--- Records supplied ---

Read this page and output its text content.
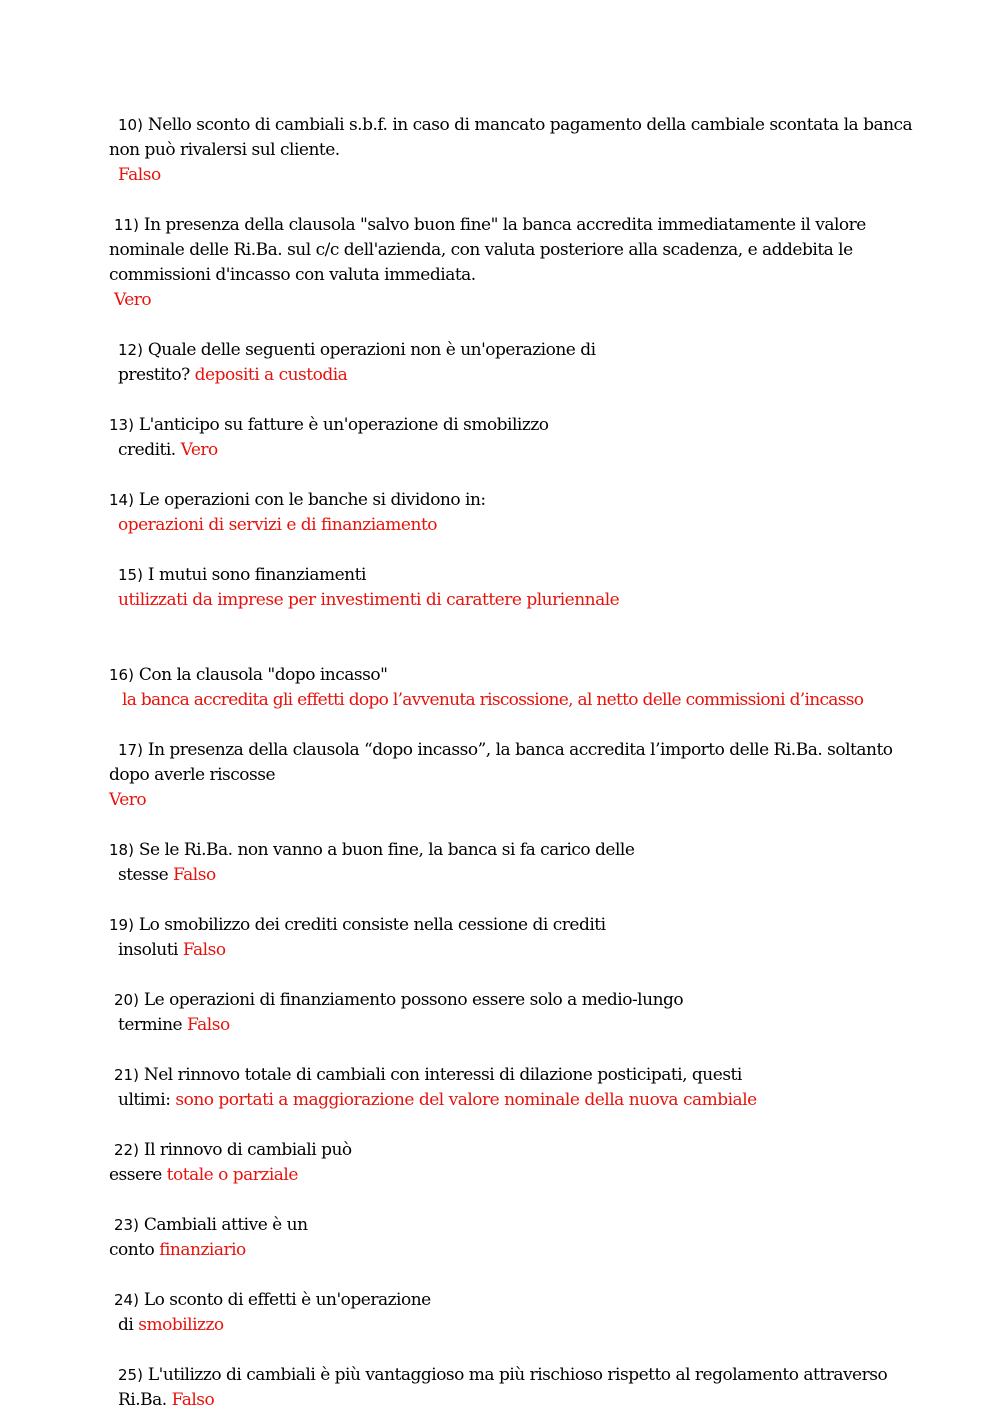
10) Nello sconto di cambiali s.b.f. in caso di mancato pagamento della cambiale scontata la banca

non può rivalersi sul cliente.

Falso

11) In presenza della clausola "salvo buon fine" la banca accredita immediatamente il valore

nominale delle Ri.Ba. sul c/c dell'azienda, con valuta posteriore alla scadenza, e addebita le

commissioni d'incasso con valuta immediata.

Vero

12) Quale delle seguenti operazioni non è un'operazione di

prestito? depositi a custodia

13) L'anticipo su fatture è un'operazione di smobilizzo

crediti. Vero

14) Le operazioni con le banche si dividono in:

operazioni di servizi e di finanziamento

15) I mutui sono finanziamenti

utilizzati da imprese per investimenti di carattere pluriennale

16) Con la clausola "dopo incasso"

la banca accredita gli effetti dopo l’avvenuta riscossione, al netto delle commissioni d’incasso

17) In presenza della clausola “dopo incasso”, la banca accredita l’importo delle Ri.Ba. soltanto

dopo averle riscosse

Vero

18) Se le Ri.Ba. non vanno a buon fine, la banca si fa carico delle

stesse Falso

19) Lo smobilizzo dei crediti consiste nella cessione di crediti

insoluti Falso

20) Le operazioni di finanziamento possono essere solo a medio-lungo

termine Falso

21) Nel rinnovo totale di cambiali con interessi di dilazione posticipati, questi

ultimi: sono portati a maggiorazione del valore nominale della nuova cambiale

22) Il rinnovo di cambiali può

essere totale o parziale

23) Cambiali attive è un

conto finanziario

24) Lo sconto di effetti è un'operazione

di smobilizzo

25) L'utilizzo di cambiali è più vantaggioso ma più rischioso rispetto al regolamento attraverso

Ri.Ba. Falso
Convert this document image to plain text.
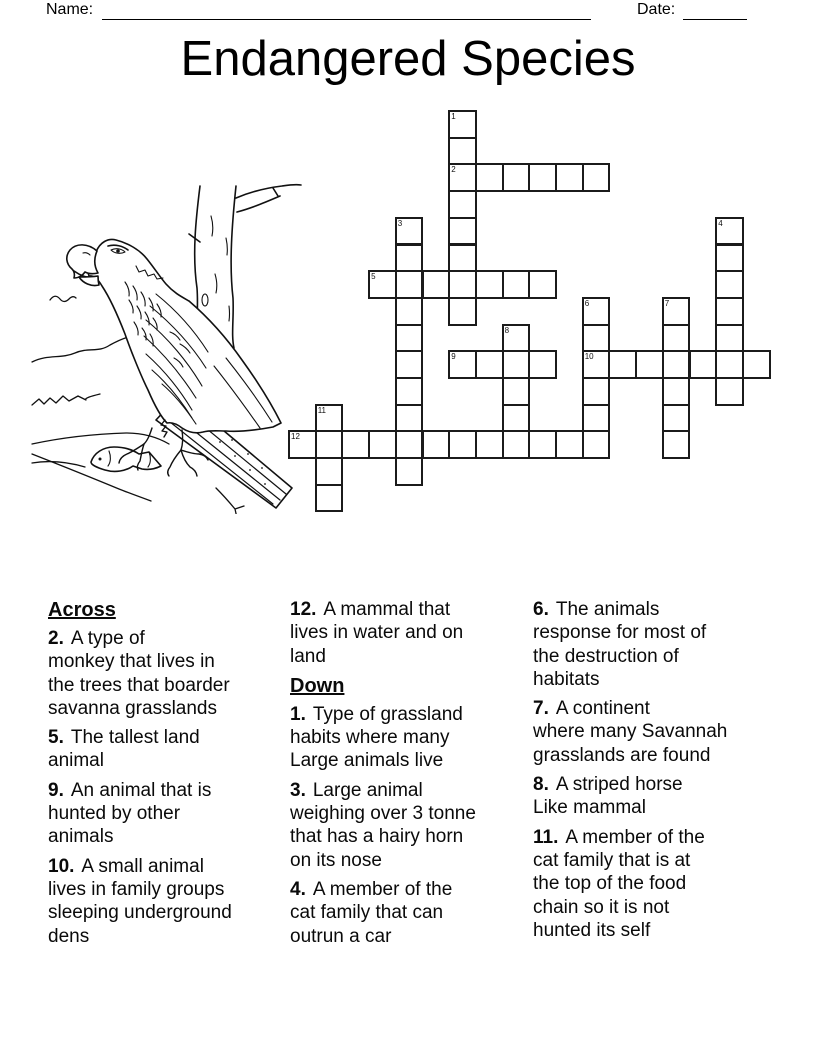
Name:	Date:
Endangered Species
1
2
3	4
5
6
10
7
8
9
11
12
Across
2. A type of
monkey that lives in
the trees that boarder
savanna grasslands
5. The tallest land
animal
9. An animal that is
hunted by other
animals
10. A small animal
lives in family groups
sleeping underground
dens
12. A mammal that
lives in water and on
land
Down
1. Type of grassland
habits where many
Large animals live
3. Large animal
weighing over 3 tonne
that has a hairy horn
on its nose
4. A member of the
cat family that can
outrun a car
6. The animals
response for most of
the destruction of
habitats
7. A continent
where many Savannah
grasslands are found
8. A striped horse
Like mammal
11. A member of the
cat family that is at
the top of the food
chain so it is not
hunted its self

---

**Work required:** Search the data for "presenza". Copy every matching line.

**Solution:**
11) In presenza della clausola "salvo buon fine" la banca accredita immediatamente il valore
17) In presenza della clausola “dopo incasso”, la banca accredita l’importo delle Ri.Ba. soltanto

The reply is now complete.